EXERCISE TASK A
From the entries below, pull out every line containing the string "table" and copy each one. Matching is case-sensitive.

PROVIDED TEXT
** BEGIN **

In the past several decades, a variety of activators or promoters have been reported for this transformation.^1a,1c,2b,3,4 In light of environmental benign pressure, organocatalysts have grown rapidly in promoting the cyanosilylation of carbonyl compounds with TMSCN.⁵ Although organocatalytic systems comply with some features of green chemistry, they are still encountered with tedious separation and recycle problems in practical applications. Therefore, a mild, efficient and environmental friendly synthetic method for cyanohydrin trimethylsilyl ethers is still highly desirable.

Metal–organic frameworks (MOFs) are a new generation of materials, which were constructed via the coordination of organic ligands with metal clusters.⁶ The unique properties of MOFs, such as porosity, high specific surface area, tunable pore sizes and diverse functionalizations have pointed toward their potential utility to be size- and shape-selective heterogeneous catalysts.⁷ The vacant coordination sites in MOFs can activate carbonyl compounds for nucleophilic addition in a manner similar to Lewis acids. Since the first example of MOFs catalyzed reaction was reported by Fujita et al.,⁸ dozens of papers concerning MOF-based heterogeneous catalysis have been thus far published.⁹ More specifically, Kaskel and co-workers¹⁰ demonstrated that pure MIL-101 (Cr) is an efficient catalyst for the cyanosilylation of benzaldehyde. Recently, Corma and coworkers¹¹ selected several MOFs to catalyze the cyanosilylation of benzaldehyde with TMSCN, in which they demonstrated the differences in the catalytic performance of MOFs with their homogeneous counterparts and other conventional solid catalysts.

** END **

SUPPLIED RECORDS
** BEGIN **

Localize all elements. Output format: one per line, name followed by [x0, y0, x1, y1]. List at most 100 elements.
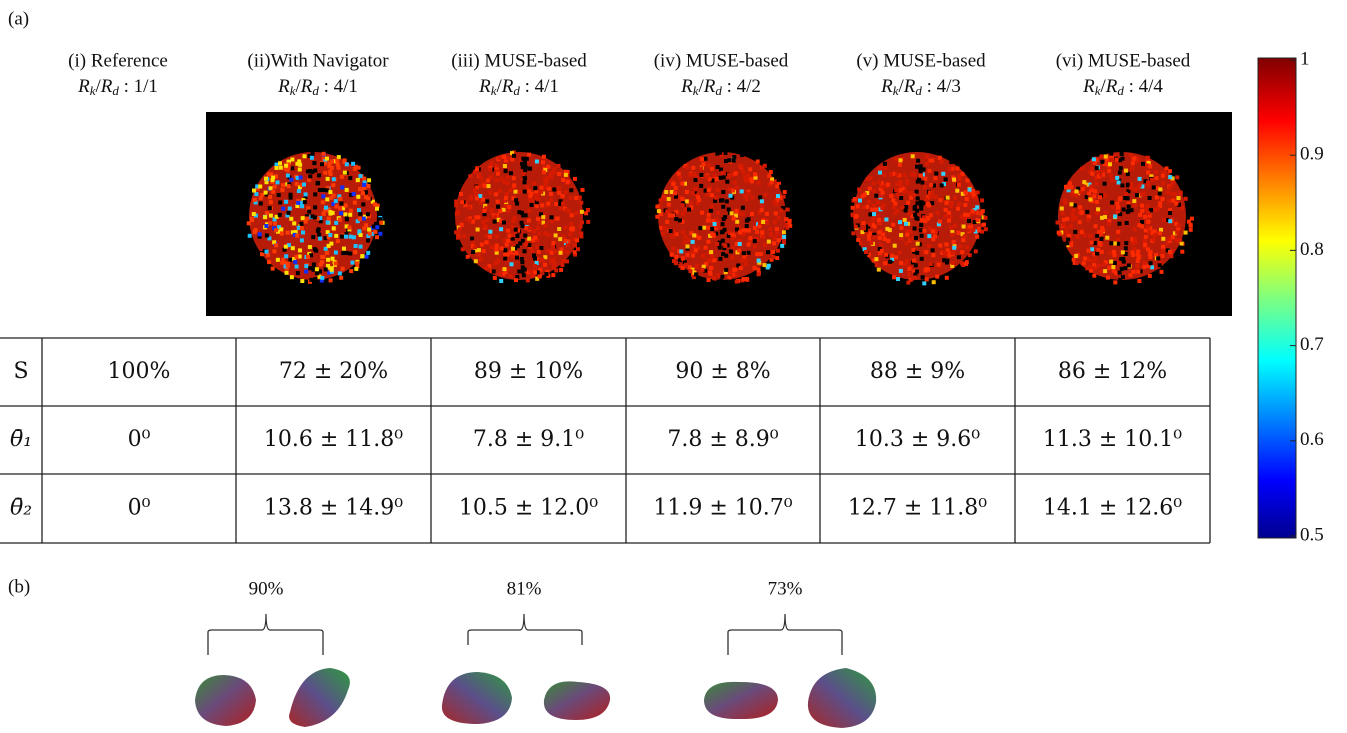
voxel — [905, 179, 909, 183]
voxel — [984, 227, 988, 231]
voxel — [517, 270, 521, 274]
voxel — [1088, 265, 1092, 269]
voxel — [292, 221, 296, 225]
voxel — [575, 238, 579, 242]
voxel — [884, 218, 888, 222]
voxel — [709, 266, 713, 270]
panel-label: (b) — [8, 576, 30, 597]
voxel — [523, 180, 527, 184]
voxel — [874, 194, 878, 198]
voxel — [1107, 169, 1111, 173]
voxel — [349, 209, 353, 213]
voxel — [481, 220, 485, 224]
voxel — [268, 221, 272, 225]
voxel — [353, 167, 357, 171]
voxel — [936, 211, 940, 215]
voxel — [343, 212, 347, 216]
voxel — [930, 190, 934, 194]
voxel — [459, 192, 463, 196]
voxel — [757, 259, 761, 263]
voxel — [1152, 186, 1156, 190]
voxel — [933, 234, 937, 238]
voxel — [1099, 173, 1103, 177]
voxel — [358, 217, 362, 221]
table-cell: 0⁰ — [128, 496, 151, 521]
voxel — [940, 160, 944, 164]
voxel — [313, 192, 317, 196]
voxel — [1168, 211, 1172, 215]
voxel — [538, 275, 542, 279]
voxel — [905, 229, 909, 233]
voxel — [691, 191, 695, 195]
voxel — [505, 192, 509, 196]
voxel — [546, 249, 550, 253]
voxel — [259, 202, 263, 206]
voxel — [713, 222, 717, 226]
voxel — [662, 226, 666, 230]
voxel — [664, 190, 668, 194]
voxel — [878, 230, 882, 234]
voxel — [894, 255, 898, 259]
voxel — [286, 264, 290, 268]
voxel — [1160, 270, 1164, 274]
voxel — [1073, 230, 1077, 234]
voxel — [344, 235, 348, 239]
voxel — [976, 190, 980, 194]
voxel — [968, 188, 972, 192]
voxel — [775, 256, 779, 260]
voxel — [543, 263, 547, 267]
voxel — [743, 228, 747, 232]
voxel — [1126, 172, 1130, 176]
voxel — [687, 208, 691, 212]
voxel — [512, 176, 516, 180]
voxel — [1148, 165, 1152, 169]
voxel — [306, 255, 310, 259]
voxel — [980, 230, 984, 234]
voxel — [379, 221, 383, 225]
voxel — [782, 195, 786, 199]
voxel — [715, 242, 719, 246]
voxel — [786, 208, 790, 212]
voxel — [1107, 222, 1111, 226]
voxel — [337, 155, 341, 159]
voxel — [532, 229, 536, 233]
voxel — [775, 232, 779, 236]
voxel — [735, 273, 739, 277]
voxel — [956, 207, 960, 211]
voxel — [535, 245, 539, 249]
voxel — [574, 196, 578, 200]
voxel — [727, 173, 731, 177]
voxel — [707, 278, 711, 282]
voxel — [895, 209, 899, 213]
voxel — [710, 255, 714, 259]
voxel — [851, 206, 855, 210]
voxel — [552, 168, 556, 172]
voxel — [316, 181, 320, 185]
voxel — [511, 255, 515, 259]
voxel — [719, 199, 723, 203]
voxel — [330, 160, 334, 164]
voxel — [1146, 171, 1150, 175]
voxel — [536, 217, 540, 221]
voxel — [1133, 156, 1137, 160]
voxel — [773, 236, 777, 240]
voxel — [1074, 193, 1078, 197]
table-cell: 89 ± 10% — [474, 359, 583, 384]
voxel — [913, 205, 917, 209]
voxel — [681, 212, 685, 216]
voxel — [336, 239, 340, 243]
voxel — [967, 183, 971, 187]
voxel — [515, 256, 519, 260]
voxel — [554, 233, 558, 237]
voxel — [708, 271, 712, 275]
voxel — [557, 172, 561, 176]
voxel — [776, 249, 780, 253]
voxel — [525, 157, 529, 161]
voxel — [284, 164, 288, 168]
voxel — [295, 265, 299, 269]
voxel — [938, 244, 942, 248]
voxel — [949, 204, 953, 208]
voxel — [312, 263, 316, 267]
voxel — [956, 166, 960, 170]
voxel — [883, 162, 887, 166]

** END **

EXERCISE TASK B
In the passage on cyanosilylation catalysts above, what did Kaskel and co-workers show to be an efficient catalyst for the cyanosilylation of benzaldehyde?

SOLUTION A
table-cell: 0⁰ — [128, 496, 151, 521]
table-cell: 89 ± 10% — [474, 359, 583, 384]

SOLUTION B
Pure MIL-101 (Cr).